> **EXERCISE AIM**
Reproduce verbatim the part of the data that opens with the line containing "Circle shape [347, 184, 387, 213]" and closes with the line containing "Text: 12: 12 [689, 97, 715, 115]", including both of those lines.

> **EXERCISE INPUTS**
---
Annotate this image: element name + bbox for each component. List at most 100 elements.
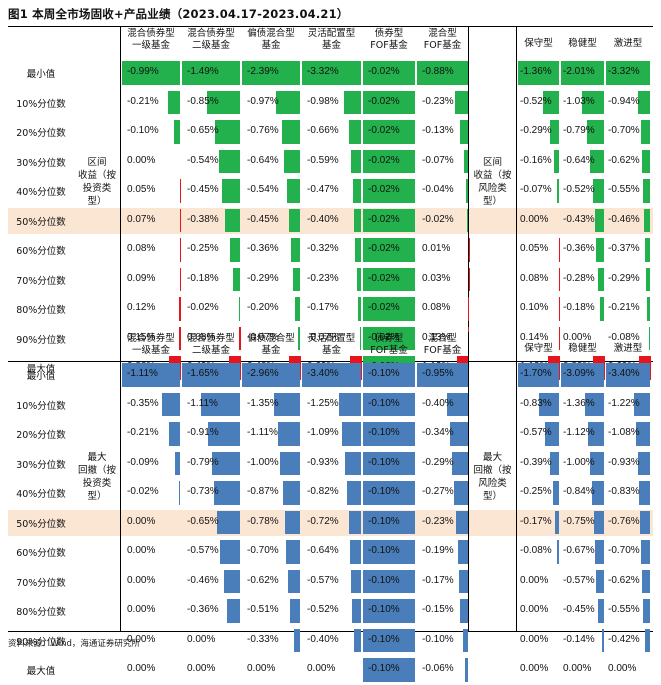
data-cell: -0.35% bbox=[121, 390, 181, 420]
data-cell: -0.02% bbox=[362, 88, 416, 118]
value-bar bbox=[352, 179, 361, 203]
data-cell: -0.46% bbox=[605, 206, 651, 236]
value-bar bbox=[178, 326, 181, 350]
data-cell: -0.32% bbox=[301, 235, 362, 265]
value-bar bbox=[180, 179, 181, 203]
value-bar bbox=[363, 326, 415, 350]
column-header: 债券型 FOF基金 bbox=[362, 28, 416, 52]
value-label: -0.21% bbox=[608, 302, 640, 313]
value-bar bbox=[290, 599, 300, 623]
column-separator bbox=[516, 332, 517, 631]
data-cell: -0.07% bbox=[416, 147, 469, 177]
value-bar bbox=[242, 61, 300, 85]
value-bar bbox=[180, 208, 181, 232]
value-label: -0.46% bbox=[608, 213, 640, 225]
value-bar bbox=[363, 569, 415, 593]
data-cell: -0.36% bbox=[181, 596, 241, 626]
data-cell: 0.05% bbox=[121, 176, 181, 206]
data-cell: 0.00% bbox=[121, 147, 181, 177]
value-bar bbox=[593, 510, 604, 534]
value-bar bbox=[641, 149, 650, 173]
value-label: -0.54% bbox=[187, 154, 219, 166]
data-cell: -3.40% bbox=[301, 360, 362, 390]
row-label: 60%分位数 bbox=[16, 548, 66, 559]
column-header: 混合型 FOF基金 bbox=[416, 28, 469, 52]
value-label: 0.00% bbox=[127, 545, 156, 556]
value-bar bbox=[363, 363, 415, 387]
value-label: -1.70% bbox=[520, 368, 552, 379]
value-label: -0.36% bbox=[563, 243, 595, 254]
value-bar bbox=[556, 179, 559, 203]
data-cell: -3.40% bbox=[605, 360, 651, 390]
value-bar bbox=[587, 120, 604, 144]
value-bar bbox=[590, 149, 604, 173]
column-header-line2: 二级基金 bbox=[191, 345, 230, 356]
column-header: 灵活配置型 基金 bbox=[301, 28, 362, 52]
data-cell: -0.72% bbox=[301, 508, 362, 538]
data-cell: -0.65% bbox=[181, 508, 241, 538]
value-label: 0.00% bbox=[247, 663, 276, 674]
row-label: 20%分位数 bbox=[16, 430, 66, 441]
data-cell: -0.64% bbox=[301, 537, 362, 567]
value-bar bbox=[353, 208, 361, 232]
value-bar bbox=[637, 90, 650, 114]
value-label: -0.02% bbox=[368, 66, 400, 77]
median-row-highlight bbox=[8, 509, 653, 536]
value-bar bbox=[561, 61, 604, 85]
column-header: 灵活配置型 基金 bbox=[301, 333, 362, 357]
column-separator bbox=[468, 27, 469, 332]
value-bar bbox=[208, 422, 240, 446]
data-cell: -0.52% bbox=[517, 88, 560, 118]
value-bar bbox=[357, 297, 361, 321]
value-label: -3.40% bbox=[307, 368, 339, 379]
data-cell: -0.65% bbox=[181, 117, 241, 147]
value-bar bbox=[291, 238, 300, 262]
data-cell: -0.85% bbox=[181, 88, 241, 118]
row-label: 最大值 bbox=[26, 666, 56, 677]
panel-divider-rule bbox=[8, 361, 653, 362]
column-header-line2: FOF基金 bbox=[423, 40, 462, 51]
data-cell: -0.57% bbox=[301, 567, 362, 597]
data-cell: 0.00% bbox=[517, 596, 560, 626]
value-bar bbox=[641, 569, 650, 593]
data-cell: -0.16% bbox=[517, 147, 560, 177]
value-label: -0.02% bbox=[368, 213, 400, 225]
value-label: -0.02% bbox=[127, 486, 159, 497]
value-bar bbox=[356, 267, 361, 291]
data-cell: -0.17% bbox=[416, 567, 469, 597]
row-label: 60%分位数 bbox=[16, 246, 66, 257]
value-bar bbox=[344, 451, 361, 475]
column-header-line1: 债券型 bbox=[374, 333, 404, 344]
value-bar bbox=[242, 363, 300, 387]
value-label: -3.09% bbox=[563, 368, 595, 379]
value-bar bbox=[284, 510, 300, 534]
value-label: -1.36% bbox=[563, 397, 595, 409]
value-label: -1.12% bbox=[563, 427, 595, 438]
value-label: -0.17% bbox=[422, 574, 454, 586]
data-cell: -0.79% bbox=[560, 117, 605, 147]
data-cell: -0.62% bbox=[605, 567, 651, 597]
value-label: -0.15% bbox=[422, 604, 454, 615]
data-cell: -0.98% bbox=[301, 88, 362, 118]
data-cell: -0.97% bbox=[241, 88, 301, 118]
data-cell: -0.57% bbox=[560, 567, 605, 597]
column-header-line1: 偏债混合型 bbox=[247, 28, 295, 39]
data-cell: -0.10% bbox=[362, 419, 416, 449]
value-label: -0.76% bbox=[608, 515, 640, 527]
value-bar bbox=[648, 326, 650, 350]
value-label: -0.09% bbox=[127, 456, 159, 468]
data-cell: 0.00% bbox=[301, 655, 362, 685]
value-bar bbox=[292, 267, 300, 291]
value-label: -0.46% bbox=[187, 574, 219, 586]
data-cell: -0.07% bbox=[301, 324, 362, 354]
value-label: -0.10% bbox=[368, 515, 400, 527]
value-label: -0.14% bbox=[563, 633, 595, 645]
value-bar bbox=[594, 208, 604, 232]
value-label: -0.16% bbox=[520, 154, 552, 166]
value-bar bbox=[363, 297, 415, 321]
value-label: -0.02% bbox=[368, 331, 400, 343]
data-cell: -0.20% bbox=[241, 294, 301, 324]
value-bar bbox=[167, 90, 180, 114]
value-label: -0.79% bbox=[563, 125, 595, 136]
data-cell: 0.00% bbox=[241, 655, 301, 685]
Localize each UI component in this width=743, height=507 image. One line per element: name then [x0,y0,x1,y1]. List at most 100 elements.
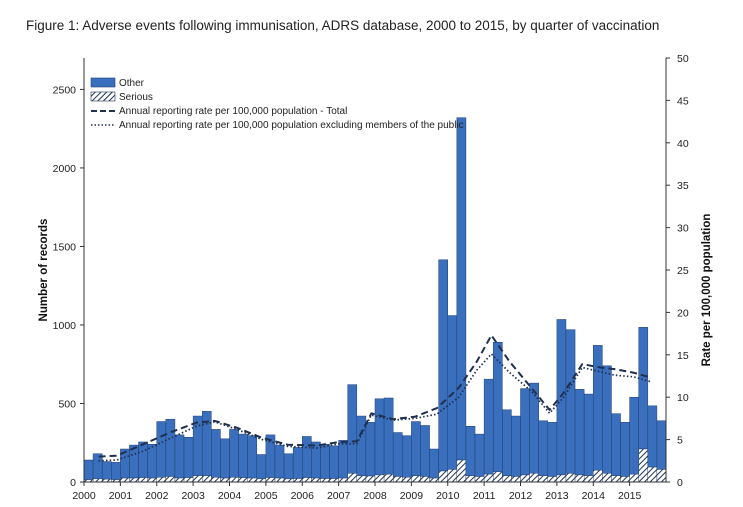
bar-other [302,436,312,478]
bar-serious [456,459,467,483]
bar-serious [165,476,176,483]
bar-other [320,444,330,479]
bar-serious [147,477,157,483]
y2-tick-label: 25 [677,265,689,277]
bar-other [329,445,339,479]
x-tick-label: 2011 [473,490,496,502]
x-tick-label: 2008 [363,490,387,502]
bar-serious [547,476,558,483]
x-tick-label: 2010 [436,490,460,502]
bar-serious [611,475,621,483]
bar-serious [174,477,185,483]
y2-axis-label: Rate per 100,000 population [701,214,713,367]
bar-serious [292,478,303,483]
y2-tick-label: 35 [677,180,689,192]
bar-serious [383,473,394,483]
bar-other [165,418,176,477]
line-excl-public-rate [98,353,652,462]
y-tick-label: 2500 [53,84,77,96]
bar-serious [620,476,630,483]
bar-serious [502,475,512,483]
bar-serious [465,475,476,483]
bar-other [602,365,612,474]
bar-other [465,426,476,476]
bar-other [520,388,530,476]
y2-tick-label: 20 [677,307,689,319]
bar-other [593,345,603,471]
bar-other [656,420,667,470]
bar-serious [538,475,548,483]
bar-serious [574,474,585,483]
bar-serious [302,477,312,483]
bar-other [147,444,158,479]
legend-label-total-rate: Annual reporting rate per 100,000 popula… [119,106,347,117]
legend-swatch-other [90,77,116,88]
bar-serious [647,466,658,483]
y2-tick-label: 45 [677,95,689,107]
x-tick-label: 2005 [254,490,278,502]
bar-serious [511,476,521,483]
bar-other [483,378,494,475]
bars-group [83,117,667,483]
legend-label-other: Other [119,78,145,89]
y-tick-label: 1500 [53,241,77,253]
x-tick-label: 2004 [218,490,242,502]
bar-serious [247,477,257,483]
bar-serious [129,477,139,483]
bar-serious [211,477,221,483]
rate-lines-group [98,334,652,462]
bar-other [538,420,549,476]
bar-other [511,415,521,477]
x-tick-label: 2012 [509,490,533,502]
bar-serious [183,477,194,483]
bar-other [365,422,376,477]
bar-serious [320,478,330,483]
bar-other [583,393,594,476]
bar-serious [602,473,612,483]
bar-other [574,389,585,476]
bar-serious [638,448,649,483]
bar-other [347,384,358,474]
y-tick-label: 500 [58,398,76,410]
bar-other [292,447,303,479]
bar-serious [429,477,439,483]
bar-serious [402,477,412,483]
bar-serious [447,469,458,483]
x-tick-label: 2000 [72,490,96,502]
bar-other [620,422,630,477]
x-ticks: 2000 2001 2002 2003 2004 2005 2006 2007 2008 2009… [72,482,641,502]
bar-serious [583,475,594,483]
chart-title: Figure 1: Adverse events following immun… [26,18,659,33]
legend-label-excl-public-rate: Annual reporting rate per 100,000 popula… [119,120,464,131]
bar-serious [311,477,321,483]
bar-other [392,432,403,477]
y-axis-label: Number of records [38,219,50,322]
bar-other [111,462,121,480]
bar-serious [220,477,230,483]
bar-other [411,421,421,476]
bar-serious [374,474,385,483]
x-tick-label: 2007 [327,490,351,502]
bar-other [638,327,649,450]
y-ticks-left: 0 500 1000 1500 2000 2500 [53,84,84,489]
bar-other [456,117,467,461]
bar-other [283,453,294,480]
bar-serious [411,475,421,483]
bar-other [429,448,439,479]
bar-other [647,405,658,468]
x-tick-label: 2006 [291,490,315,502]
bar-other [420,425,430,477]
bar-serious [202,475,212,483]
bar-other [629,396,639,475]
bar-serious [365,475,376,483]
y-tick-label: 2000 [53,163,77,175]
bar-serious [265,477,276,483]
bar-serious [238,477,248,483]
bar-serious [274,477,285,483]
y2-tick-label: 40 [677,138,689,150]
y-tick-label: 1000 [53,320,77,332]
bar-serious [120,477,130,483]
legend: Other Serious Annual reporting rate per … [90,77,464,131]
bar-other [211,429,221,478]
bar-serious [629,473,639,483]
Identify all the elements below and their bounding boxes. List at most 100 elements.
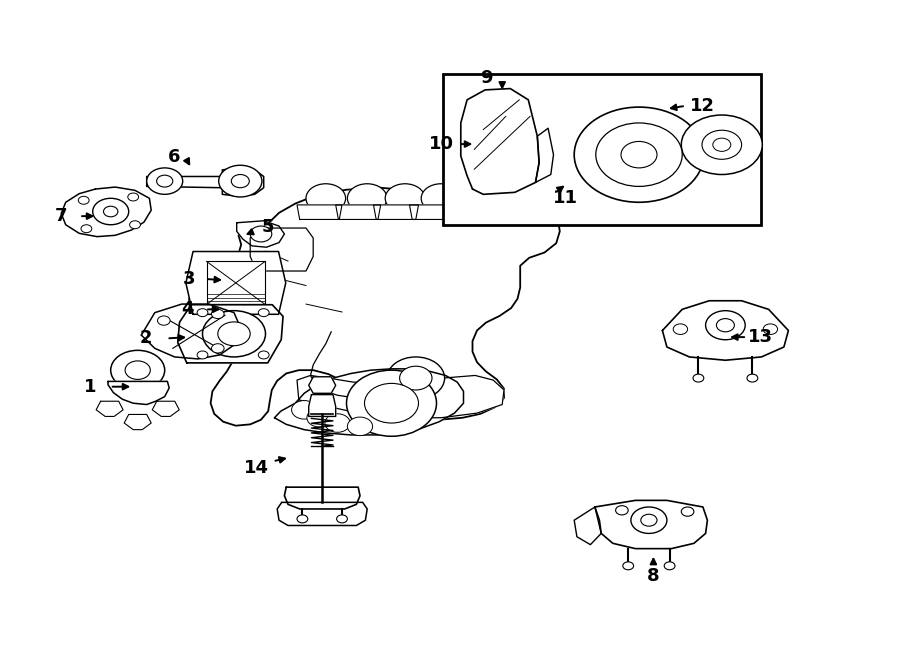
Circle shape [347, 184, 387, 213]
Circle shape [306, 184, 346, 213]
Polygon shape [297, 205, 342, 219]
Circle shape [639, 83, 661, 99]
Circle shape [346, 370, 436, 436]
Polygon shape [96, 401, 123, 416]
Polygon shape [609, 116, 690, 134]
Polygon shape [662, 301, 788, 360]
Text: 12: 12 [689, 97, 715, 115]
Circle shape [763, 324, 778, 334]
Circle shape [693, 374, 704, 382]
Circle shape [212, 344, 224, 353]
---
> **CORRECT RESULT**
Circle shape [347, 184, 387, 213]
Circle shape [306, 184, 346, 213]
Polygon shape [297, 205, 342, 219]
Circle shape [639, 83, 661, 99]
Circle shape [346, 370, 436, 436]
Polygon shape [96, 401, 123, 416]
Polygon shape [609, 116, 690, 134]
Polygon shape [662, 301, 788, 360]
Text: 12: 12 [689, 97, 715, 115]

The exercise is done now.